**WRITTEN REQUEST**
Reproduce all entries precisely as they are written.
========================
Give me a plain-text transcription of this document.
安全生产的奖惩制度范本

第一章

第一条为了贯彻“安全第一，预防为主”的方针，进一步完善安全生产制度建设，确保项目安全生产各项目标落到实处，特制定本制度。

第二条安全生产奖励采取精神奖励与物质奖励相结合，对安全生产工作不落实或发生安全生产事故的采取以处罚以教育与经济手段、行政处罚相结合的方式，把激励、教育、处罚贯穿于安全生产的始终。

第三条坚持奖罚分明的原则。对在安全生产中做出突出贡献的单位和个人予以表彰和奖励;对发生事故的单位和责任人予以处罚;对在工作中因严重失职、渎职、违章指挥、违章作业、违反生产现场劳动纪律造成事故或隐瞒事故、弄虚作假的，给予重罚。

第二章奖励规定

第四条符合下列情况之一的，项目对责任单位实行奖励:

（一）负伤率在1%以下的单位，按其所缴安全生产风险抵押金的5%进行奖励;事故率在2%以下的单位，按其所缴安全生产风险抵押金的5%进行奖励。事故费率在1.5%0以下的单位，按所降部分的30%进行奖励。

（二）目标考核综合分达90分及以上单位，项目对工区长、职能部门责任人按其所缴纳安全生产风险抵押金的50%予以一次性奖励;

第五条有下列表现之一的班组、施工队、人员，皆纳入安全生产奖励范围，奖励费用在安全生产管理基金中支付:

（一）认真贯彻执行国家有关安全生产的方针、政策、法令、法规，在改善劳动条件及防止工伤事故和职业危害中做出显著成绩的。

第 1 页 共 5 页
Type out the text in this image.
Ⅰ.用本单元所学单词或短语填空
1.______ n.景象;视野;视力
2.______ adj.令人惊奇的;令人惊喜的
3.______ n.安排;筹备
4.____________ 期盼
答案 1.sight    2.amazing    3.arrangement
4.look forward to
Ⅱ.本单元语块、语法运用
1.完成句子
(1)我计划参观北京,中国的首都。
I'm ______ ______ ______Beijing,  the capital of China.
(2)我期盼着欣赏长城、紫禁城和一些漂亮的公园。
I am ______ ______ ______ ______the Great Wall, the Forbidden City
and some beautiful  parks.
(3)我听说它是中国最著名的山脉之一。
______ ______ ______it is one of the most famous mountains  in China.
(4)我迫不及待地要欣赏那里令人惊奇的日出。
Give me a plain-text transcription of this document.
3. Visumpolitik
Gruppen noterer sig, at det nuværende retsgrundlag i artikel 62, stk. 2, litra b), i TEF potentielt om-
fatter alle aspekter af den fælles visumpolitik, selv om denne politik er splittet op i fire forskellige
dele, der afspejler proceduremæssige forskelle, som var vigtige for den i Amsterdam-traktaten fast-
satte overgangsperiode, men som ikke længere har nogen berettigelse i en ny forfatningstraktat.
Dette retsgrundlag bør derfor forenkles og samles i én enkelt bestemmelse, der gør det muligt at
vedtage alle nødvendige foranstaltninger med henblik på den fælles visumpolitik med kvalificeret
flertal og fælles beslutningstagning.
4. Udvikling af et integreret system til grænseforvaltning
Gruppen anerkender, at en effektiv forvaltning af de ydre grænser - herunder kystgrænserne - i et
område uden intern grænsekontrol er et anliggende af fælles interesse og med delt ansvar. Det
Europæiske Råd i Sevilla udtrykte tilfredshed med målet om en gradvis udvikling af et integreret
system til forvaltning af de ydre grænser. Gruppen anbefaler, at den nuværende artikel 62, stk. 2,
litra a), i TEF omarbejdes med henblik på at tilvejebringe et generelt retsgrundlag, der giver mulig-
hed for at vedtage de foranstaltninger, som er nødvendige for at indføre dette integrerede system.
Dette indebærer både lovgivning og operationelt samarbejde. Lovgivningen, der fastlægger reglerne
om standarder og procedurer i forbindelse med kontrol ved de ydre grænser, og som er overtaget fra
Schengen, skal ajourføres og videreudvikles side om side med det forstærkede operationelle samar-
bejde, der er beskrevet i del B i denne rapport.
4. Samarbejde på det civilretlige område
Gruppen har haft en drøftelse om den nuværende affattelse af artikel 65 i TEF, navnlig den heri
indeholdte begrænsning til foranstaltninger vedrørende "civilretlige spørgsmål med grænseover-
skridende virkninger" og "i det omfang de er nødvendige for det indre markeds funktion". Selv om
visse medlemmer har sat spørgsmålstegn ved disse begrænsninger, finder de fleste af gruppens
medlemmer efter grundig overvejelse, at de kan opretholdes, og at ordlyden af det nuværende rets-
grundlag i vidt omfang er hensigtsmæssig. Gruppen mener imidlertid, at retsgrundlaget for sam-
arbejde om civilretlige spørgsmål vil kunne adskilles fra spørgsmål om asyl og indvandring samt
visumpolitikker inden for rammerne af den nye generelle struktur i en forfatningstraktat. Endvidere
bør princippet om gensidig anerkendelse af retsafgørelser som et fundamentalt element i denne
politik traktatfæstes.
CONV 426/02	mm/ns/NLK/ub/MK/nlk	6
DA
========================
**OUTPUT BELOW**
Give me a plain-text transcription of this document.
安全生产的奖惩制度范本

第一章

第一条为了贯彻“安全第一，预防为主”的方针，进一步完善安全生产制度建设，确保项目安全生产各项目标落到实处，特制定本制度。

第二条安全生产奖励采取精神奖励与物质奖励相结合，对安全生产工作不落实或发生安全生产事故的采取以处罚以教育与经济手段、行政处罚相结合的方式，把激励、教育、处罚贯穿于安全生产的始终。

第三条坚持奖罚分明的原则。对在安全生产中做出突出贡献的单位和个人予以表彰和奖励;对发生事故的单位和责任人予以处罚;对在工作中因严重失职、渎职、违章指挥、违章作业、违反生产现场劳动纪律造成事故或隐瞒事故、弄虚作假的，给予重罚。

第二章奖励规定

第四条符合下列情况之一的，项目对责任单位实行奖励:

（一）负伤率在1%以下的单位，按其所缴安全生产风险抵押金的5%进行奖励;事故率在2%以下的单位，按其所缴安全生产风险抵押金的5%进行奖励。事故费率在1.5%0以下的单位，按所降部分的30%进行奖励。

（二）目标考核综合分达90分及以上单位，项目对工区长、职能部门责任人按其所缴纳安全生产风险抵押金的50%予以一次性奖励;

第五条有下列表现之一的班组、施工队、人员，皆纳入安全生产奖励范围，奖励费用在安全生产管理基金中支付:

（一）认真贯彻执行国家有关安全生产的方针、政策、法令、法规，在改善劳动条件及防止工伤事故和职业危害中做出显著成绩的。

第 1 页 共 5 页
Type out the text in this image.
Ⅰ.用本单元所学单词或短语填空
1.______ n.景象;视野;视力
2.______ adj.令人惊奇的;令人惊喜的
3.______ n.安排;筹备
4.____________ 期盼
答案 1.sight    2.amazing    3.arrangement
4.look forward to
Ⅱ.本单元语块、语法运用
1.完成句子
(1)我计划参观北京,中国的首都。
I'm ______ ______ ______Beijing,  the capital of China.
(2)我期盼着欣赏长城、紫禁城和一些漂亮的公园。
I am ______ ______ ______ ______the Great Wall, the Forbidden City
and some beautiful  parks.
(3)我听说它是中国最著名的山脉之一。
______ ______ ______it is one of the most famous mountains  in China.
(4)我迫不及待地要欣赏那里令人惊奇的日出。
Give me a plain-text transcription of this document.
3. Visumpolitik
Gruppen noterer sig, at det nuværende retsgrundlag i artikel 62, stk. 2, litra b), i TEF potentielt om-
fatter alle aspekter af den fælles visumpolitik, selv om denne politik er splittet op i fire forskellige
dele, der afspejler proceduremæssige forskelle, som var vigtige for den i Amsterdam-traktaten fast-
satte overgangsperiode, men som ikke længere har nogen berettigelse i en ny forfatningstraktat.
Dette retsgrundlag bør derfor forenkles og samles i én enkelt bestemmelse, der gør det muligt at
vedtage alle nødvendige foranstaltninger med henblik på den fælles visumpolitik med kvalificeret
flertal og fælles beslutningstagning.
4. Udvikling af et integreret system til grænseforvaltning
Gruppen anerkender, at en effektiv forvaltning af de ydre grænser - herunder kystgrænserne - i et
område uden intern grænsekontrol er et anliggende af fælles interesse og med delt ansvar. Det
Europæiske Råd i Sevilla udtrykte tilfredshed med målet om en gradvis udvikling af et integreret
system til forvaltning af de ydre grænser. Gruppen anbefaler, at den nuværende artikel 62, stk. 2,
litra a), i TEF omarbejdes med henblik på at tilvejebringe et generelt retsgrundlag, der giver mulig-
hed for at vedtage de foranstaltninger, som er nødvendige for at indføre dette integrerede system.
Dette indebærer både lovgivning og operationelt samarbejde. Lovgivningen, der fastlægger reglerne
om standarder og procedurer i forbindelse med kontrol ved de ydre grænser, og som er overtaget fra
Schengen, skal ajourføres og videreudvikles side om side med det forstærkede operationelle samar-
bejde, der er beskrevet i del B i denne rapport.
4. Samarbejde på det civilretlige område
Gruppen har haft en drøftelse om den nuværende affattelse af artikel 65 i TEF, navnlig den heri
indeholdte begrænsning til foranstaltninger vedrørende "civilretlige spørgsmål med grænseover-
skridende virkninger" og "i det omfang de er nødvendige for det indre markeds funktion". Selv om
visse medlemmer har sat spørgsmålstegn ved disse begrænsninger, finder de fleste af gruppens
medlemmer efter grundig overvejelse, at de kan opretholdes, og at ordlyden af det nuværende rets-
grundlag i vidt omfang er hensigtsmæssig. Gruppen mener imidlertid, at retsgrundlaget for sam-
arbejde om civilretlige spørgsmål vil kunne adskilles fra spørgsmål om asyl og indvandring samt
visumpolitikker inden for rammerne af den nye generelle struktur i en forfatningstraktat. Endvidere
bør princippet om gensidig anerkendelse af retsafgørelser som et fundamentalt element i denne
politik traktatfæstes.
CONV 426/02	mm/ns/NLK/ub/MK/nlk	6
DA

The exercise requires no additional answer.